— BEGIN GIVEN RECORDS —

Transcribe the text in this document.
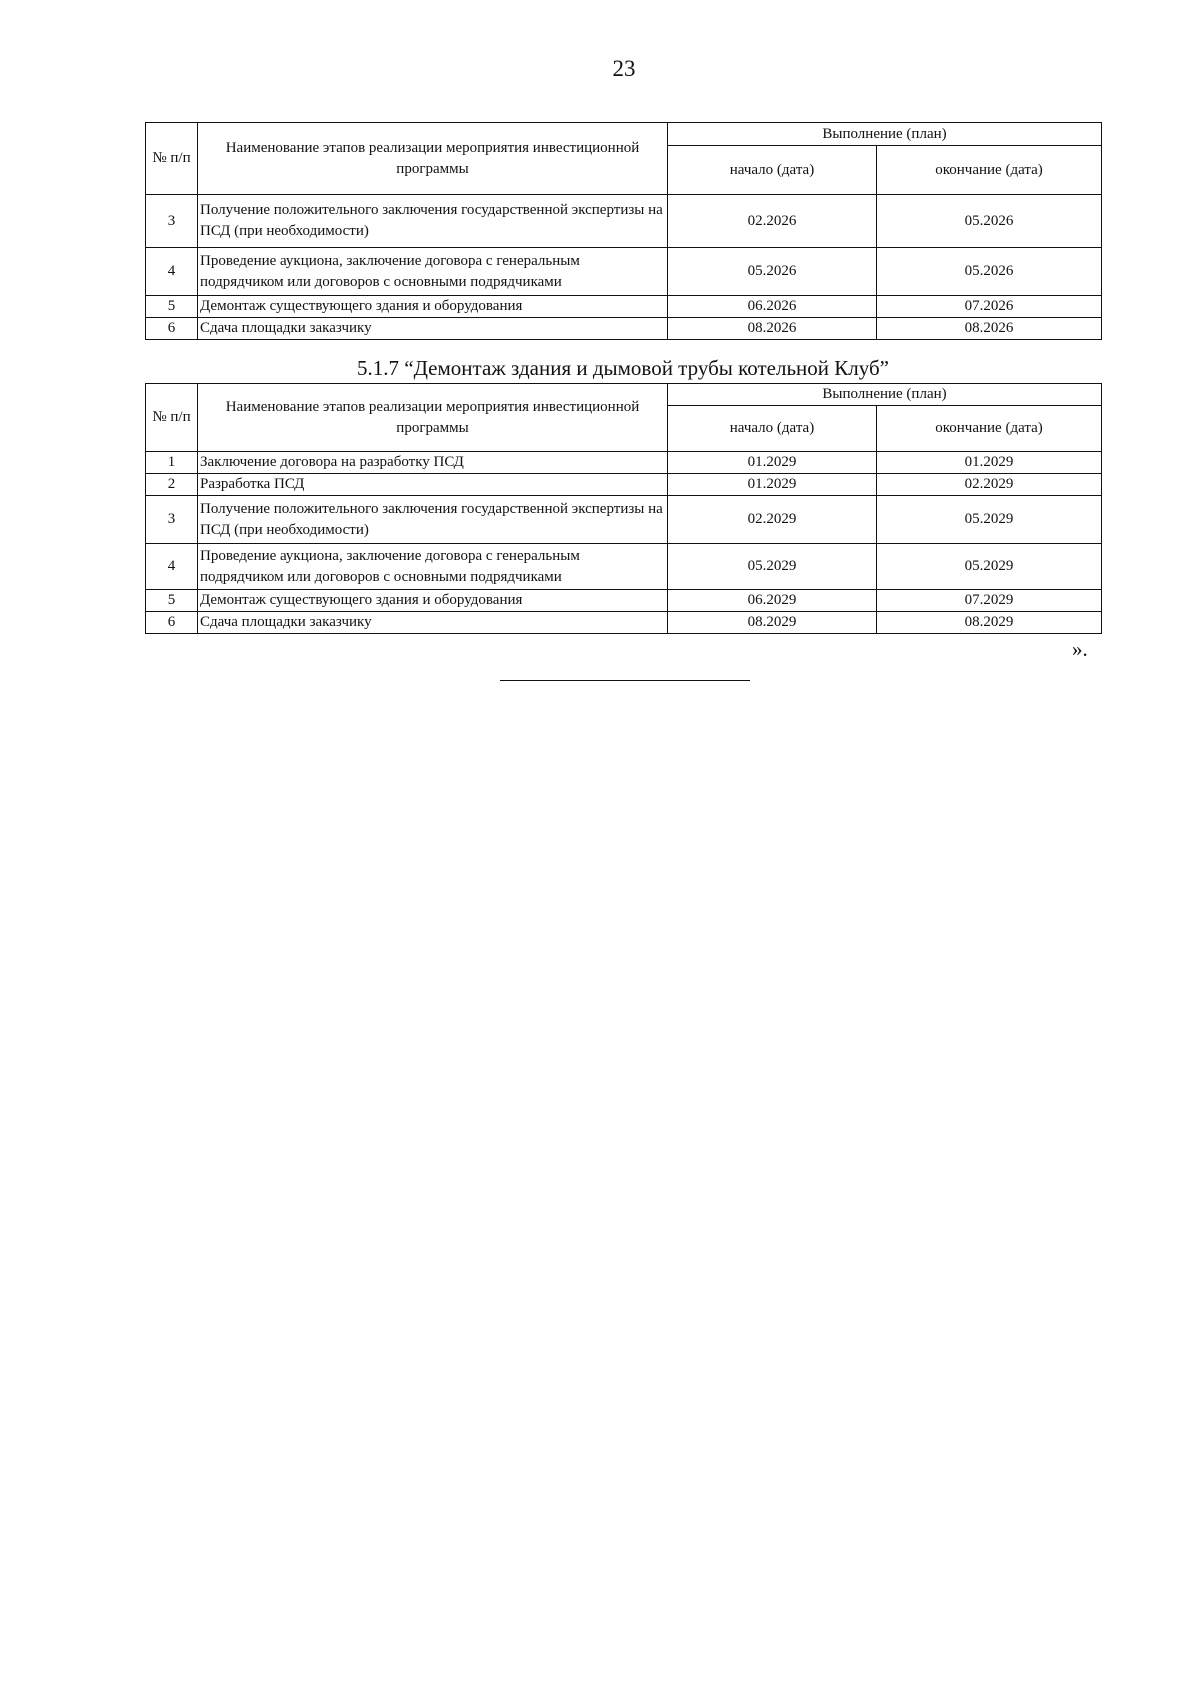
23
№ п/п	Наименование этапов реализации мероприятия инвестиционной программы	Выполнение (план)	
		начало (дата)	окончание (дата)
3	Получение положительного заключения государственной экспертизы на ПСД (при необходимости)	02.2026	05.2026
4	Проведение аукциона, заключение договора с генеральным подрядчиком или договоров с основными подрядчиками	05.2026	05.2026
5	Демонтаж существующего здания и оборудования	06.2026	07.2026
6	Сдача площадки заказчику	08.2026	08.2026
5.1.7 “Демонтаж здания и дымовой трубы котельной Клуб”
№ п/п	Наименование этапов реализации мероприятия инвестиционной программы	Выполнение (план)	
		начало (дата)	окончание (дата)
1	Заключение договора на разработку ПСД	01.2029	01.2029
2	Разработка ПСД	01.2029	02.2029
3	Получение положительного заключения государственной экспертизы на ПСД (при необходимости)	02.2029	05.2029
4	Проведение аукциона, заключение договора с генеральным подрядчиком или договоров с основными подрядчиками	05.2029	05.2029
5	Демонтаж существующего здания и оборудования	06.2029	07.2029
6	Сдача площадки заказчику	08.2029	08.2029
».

— END GIVEN RECORDS —
— BEGIN GIVEN RECORDS —

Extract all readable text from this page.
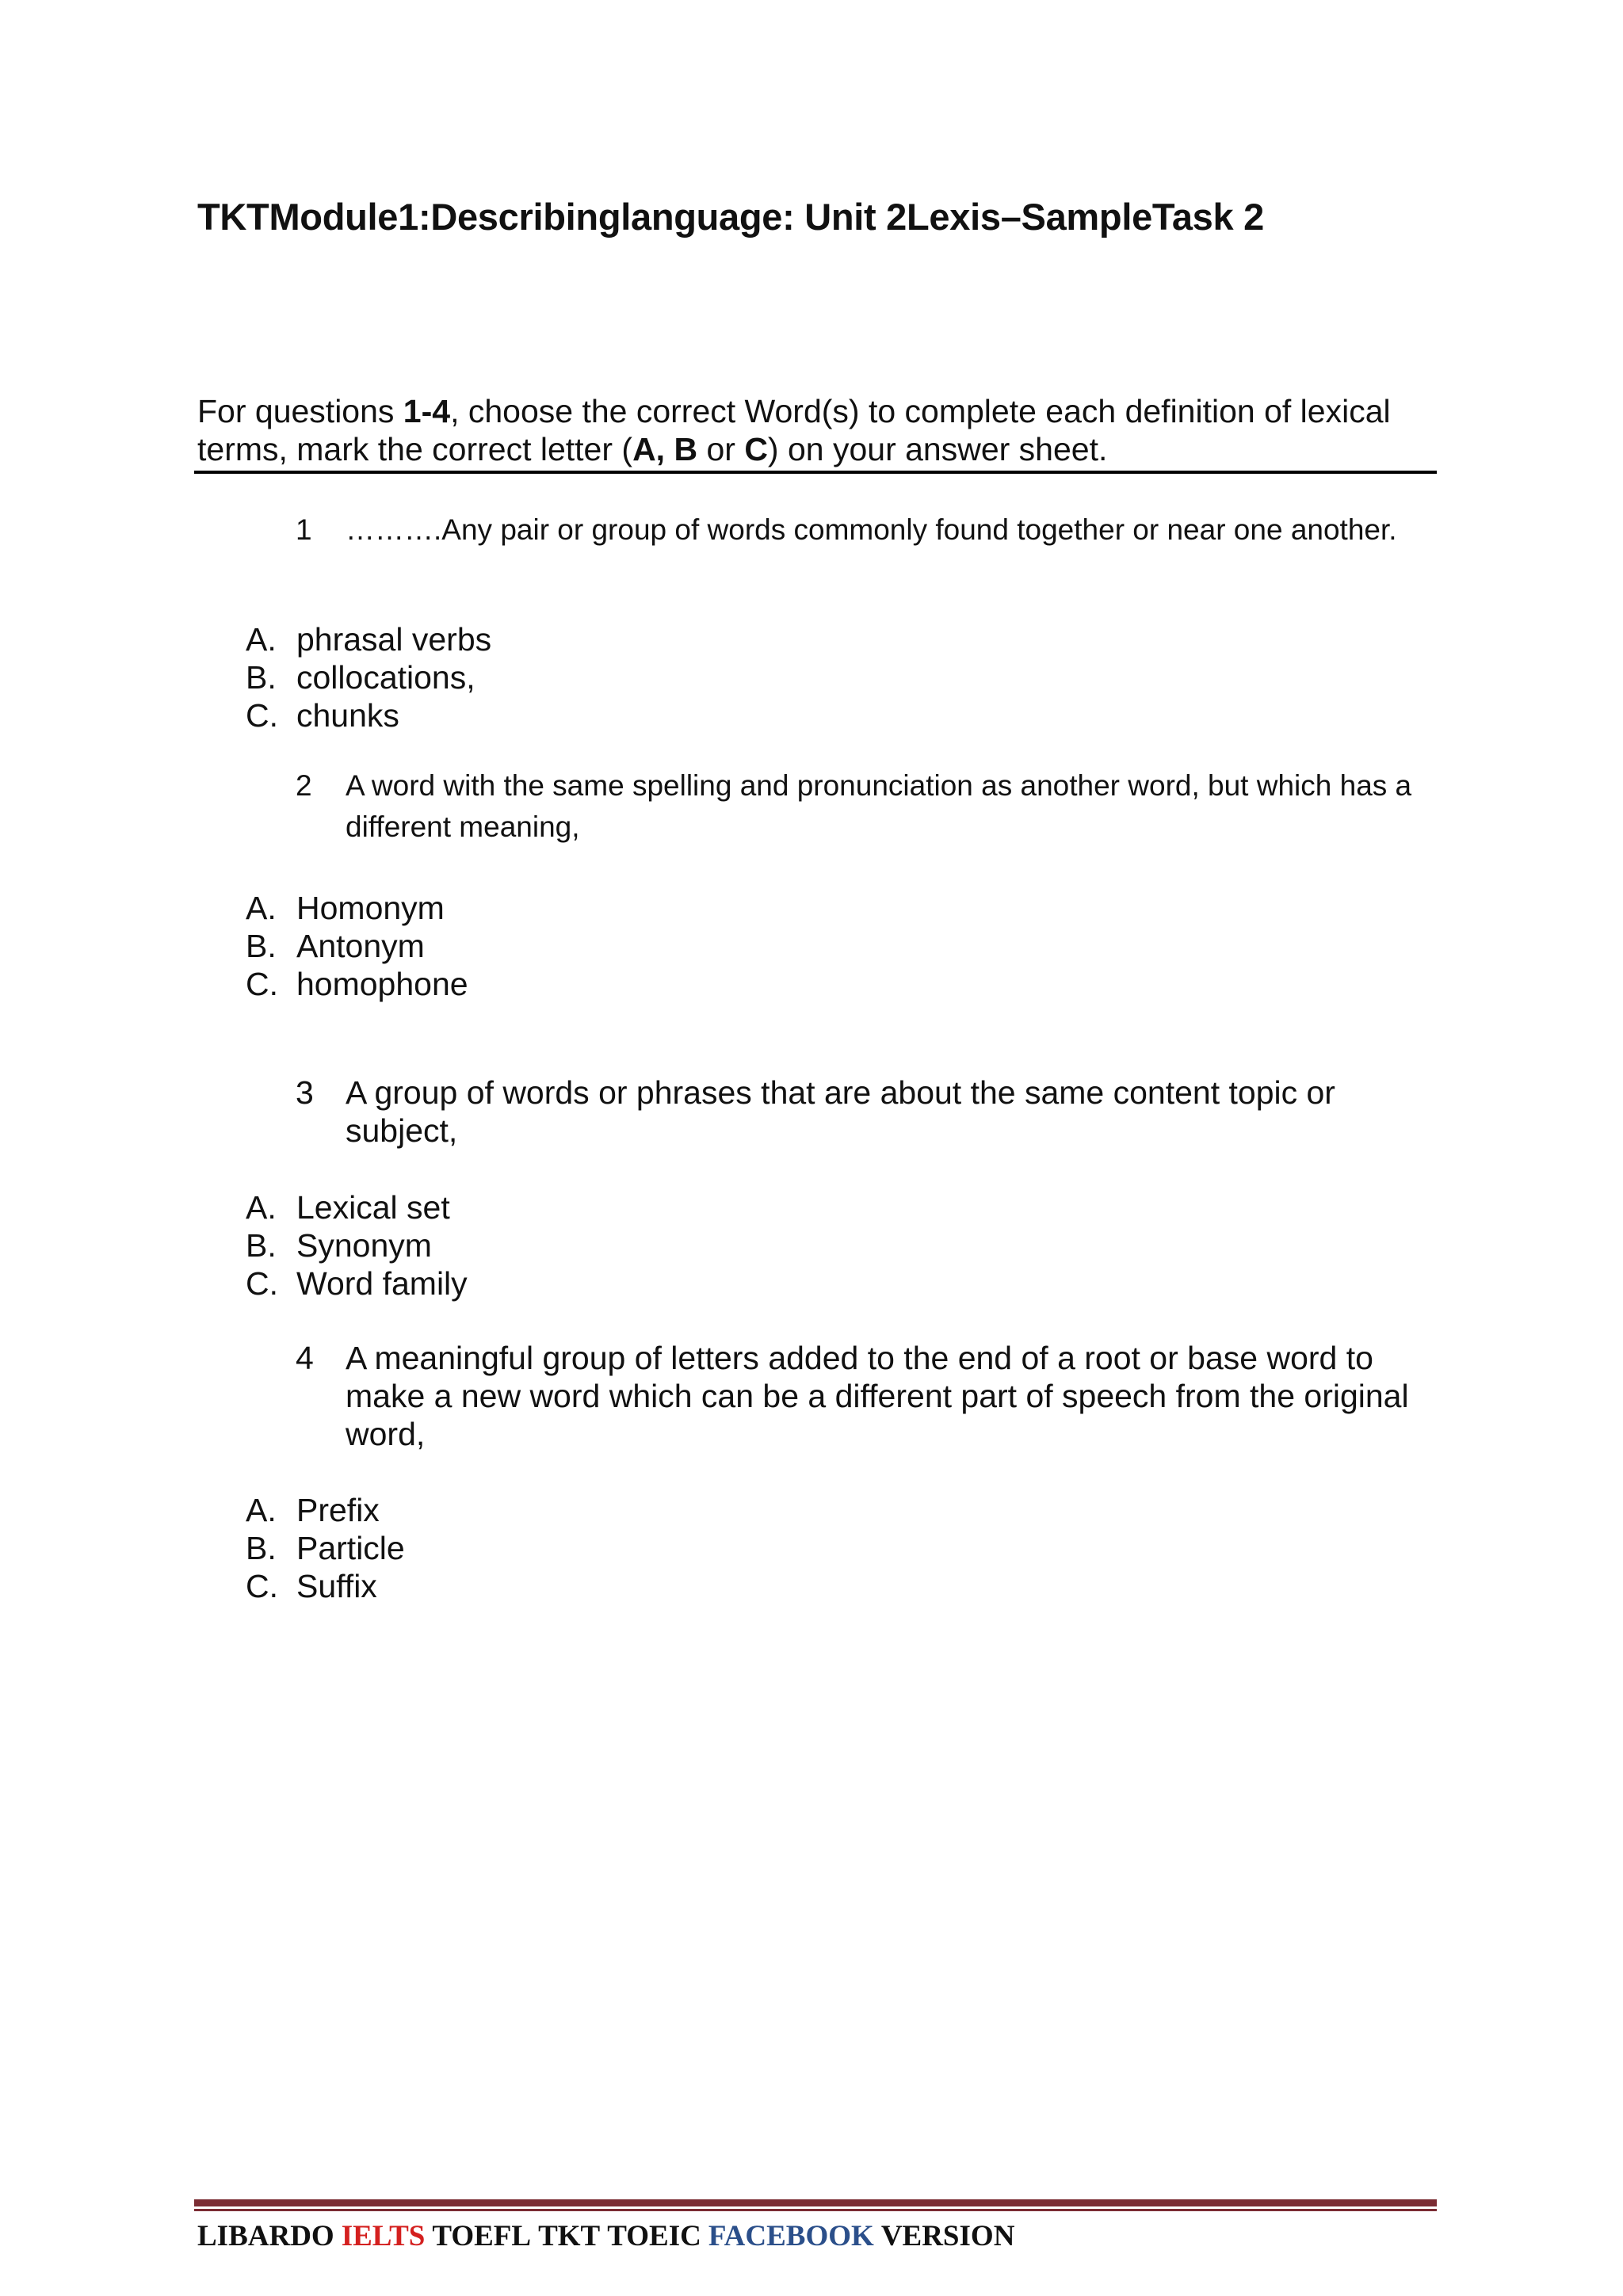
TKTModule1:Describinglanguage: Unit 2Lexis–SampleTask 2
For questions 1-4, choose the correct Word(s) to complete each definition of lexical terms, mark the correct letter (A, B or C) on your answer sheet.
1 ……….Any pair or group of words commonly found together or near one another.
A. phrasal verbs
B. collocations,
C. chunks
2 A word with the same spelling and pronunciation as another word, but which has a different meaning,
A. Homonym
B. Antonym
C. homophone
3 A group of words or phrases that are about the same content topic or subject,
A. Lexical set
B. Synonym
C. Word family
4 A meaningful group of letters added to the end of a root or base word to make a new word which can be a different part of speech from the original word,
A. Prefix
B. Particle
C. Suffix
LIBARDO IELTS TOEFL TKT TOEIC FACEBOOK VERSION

— END GIVEN RECORDS —
— BEGIN GIVEN RECORDS —

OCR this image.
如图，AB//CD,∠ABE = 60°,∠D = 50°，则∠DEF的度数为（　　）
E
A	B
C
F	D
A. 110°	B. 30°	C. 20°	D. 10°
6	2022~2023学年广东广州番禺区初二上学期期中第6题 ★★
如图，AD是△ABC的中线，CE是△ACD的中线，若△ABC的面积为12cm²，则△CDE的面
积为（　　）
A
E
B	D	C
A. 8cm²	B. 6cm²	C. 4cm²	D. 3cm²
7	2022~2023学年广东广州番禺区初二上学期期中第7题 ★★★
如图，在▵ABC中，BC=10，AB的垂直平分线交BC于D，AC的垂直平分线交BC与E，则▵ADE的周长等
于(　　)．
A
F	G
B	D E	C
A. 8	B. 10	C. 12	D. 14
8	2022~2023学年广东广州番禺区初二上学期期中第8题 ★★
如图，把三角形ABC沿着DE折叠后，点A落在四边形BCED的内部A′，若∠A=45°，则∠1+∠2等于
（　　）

— END GIVEN RECORDS —

• _CHALLENGE_:
List all lines from the entries that include the word "площадки".

• _ANSWER TO THE PROBLEM_:
6	Сдача площадки заказчику	08.2026	08.2026
6	Сдача площадки заказчику	08.2029	08.2029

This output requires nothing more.